• Objective: Extract the lines that carry the string "Answer" from the listing.

/---

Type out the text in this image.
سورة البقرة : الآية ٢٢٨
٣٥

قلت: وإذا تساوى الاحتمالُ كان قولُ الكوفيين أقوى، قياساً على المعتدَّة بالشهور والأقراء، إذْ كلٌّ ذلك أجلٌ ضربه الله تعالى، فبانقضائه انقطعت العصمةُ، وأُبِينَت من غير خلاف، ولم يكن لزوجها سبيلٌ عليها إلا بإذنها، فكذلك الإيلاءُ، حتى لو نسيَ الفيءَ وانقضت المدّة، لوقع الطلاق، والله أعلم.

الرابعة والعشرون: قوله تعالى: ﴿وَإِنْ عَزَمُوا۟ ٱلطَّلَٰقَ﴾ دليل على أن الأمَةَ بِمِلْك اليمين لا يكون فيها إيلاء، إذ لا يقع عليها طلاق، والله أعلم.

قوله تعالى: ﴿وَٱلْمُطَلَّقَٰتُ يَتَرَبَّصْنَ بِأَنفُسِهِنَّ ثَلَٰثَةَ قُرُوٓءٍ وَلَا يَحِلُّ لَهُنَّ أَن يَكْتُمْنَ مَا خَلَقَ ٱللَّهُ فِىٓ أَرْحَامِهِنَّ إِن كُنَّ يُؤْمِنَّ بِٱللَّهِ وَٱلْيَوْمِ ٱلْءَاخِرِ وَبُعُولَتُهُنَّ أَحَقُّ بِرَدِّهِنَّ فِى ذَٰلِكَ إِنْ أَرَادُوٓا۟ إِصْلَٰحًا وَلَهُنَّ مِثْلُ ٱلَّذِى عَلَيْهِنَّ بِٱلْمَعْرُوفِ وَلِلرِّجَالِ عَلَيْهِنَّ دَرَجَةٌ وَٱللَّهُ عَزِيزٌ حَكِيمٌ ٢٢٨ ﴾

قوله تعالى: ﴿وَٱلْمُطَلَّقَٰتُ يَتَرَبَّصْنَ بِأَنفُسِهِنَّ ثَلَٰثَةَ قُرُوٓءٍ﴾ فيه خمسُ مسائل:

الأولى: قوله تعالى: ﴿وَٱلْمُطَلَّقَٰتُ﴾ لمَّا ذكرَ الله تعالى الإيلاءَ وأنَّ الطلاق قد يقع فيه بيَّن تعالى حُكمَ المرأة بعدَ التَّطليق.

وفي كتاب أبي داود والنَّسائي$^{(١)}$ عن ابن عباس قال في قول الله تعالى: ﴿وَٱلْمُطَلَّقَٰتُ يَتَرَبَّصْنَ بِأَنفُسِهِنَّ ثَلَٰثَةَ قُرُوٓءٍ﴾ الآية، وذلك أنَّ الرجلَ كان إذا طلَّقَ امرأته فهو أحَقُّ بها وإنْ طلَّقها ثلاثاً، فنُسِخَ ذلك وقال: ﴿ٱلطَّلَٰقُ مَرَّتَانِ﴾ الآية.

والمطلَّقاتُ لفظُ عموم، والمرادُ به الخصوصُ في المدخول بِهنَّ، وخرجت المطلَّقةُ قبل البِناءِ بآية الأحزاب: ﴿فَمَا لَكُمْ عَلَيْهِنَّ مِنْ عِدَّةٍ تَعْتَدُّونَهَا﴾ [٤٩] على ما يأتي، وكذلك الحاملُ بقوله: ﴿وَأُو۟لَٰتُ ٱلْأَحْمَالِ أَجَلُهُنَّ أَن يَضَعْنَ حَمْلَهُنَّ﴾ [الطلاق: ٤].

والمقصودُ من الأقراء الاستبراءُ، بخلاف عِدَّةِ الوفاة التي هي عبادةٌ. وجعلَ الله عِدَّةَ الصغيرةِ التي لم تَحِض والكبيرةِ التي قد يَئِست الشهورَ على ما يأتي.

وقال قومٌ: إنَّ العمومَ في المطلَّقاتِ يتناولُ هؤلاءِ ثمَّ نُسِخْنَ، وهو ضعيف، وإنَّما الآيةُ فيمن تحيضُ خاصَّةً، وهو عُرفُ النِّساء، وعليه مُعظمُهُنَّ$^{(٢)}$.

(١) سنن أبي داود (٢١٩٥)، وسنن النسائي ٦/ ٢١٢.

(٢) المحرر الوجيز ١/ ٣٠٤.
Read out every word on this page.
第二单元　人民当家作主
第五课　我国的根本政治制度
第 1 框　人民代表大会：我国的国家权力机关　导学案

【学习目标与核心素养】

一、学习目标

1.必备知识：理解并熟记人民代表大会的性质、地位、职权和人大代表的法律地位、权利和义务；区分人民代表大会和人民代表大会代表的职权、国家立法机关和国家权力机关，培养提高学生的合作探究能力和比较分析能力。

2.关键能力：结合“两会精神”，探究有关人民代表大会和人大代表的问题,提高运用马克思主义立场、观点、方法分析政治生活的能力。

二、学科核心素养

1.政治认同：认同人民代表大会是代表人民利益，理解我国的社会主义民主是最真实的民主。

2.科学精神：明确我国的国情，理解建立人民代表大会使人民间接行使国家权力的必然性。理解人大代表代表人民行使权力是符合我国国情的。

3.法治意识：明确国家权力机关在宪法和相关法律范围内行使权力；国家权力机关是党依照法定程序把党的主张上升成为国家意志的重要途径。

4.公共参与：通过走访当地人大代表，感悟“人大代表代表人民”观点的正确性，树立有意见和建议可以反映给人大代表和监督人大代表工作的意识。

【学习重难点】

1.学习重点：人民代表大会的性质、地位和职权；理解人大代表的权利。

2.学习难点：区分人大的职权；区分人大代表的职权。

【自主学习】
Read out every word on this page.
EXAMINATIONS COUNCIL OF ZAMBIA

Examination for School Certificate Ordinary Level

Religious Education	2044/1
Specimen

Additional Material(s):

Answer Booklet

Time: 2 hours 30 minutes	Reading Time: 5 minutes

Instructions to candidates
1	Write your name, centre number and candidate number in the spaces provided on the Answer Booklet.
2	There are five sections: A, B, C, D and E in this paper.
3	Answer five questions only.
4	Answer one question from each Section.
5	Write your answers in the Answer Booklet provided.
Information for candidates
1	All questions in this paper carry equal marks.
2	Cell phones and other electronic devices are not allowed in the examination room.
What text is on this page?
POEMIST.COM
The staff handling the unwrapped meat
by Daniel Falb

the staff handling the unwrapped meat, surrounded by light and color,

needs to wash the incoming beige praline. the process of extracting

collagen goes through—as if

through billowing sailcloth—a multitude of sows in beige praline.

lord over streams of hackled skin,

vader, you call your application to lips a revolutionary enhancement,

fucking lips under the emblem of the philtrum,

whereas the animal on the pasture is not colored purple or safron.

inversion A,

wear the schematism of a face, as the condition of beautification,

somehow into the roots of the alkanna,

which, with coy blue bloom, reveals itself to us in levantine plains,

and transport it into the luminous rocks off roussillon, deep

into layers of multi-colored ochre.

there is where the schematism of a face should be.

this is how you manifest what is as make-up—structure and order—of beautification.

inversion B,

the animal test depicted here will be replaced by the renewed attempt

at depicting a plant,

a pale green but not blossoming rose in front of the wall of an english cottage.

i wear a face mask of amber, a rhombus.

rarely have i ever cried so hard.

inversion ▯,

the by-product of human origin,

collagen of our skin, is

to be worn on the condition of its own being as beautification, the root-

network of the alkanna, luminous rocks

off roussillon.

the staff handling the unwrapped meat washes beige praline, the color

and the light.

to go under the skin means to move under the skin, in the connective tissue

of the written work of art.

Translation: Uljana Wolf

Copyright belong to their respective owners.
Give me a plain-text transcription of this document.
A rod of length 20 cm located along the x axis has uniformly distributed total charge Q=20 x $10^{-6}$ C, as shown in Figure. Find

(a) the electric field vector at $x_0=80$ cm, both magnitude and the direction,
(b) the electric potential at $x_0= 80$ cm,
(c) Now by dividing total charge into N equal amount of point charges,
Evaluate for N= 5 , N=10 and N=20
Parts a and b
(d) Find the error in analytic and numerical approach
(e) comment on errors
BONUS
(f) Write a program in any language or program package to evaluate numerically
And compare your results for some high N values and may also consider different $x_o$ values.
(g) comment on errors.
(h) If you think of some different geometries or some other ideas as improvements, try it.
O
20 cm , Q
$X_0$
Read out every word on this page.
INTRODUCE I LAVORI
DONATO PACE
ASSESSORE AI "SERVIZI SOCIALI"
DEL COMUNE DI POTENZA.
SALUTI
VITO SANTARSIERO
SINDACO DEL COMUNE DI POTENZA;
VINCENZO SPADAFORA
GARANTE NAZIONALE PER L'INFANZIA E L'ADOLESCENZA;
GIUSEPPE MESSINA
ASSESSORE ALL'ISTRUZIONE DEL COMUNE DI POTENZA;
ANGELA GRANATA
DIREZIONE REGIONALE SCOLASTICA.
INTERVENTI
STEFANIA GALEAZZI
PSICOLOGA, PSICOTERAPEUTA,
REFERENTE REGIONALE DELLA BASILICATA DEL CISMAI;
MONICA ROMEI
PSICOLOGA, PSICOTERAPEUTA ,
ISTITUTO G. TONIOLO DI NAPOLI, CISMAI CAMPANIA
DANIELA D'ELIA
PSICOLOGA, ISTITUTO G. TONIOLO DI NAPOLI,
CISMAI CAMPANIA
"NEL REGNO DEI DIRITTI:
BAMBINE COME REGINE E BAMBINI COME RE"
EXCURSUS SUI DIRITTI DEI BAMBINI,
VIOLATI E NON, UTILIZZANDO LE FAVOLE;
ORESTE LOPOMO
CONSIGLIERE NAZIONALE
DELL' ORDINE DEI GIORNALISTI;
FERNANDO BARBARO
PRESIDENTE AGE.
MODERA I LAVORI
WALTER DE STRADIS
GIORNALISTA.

\---

• Final result:
Answer Booklet
1	Write your name, centre number and candidate number in the spaces provided on the Answer Booklet.
3	Answer five questions only.
4	Answer one question from each Section.
5	Write your answers in the Answer Booklet provided.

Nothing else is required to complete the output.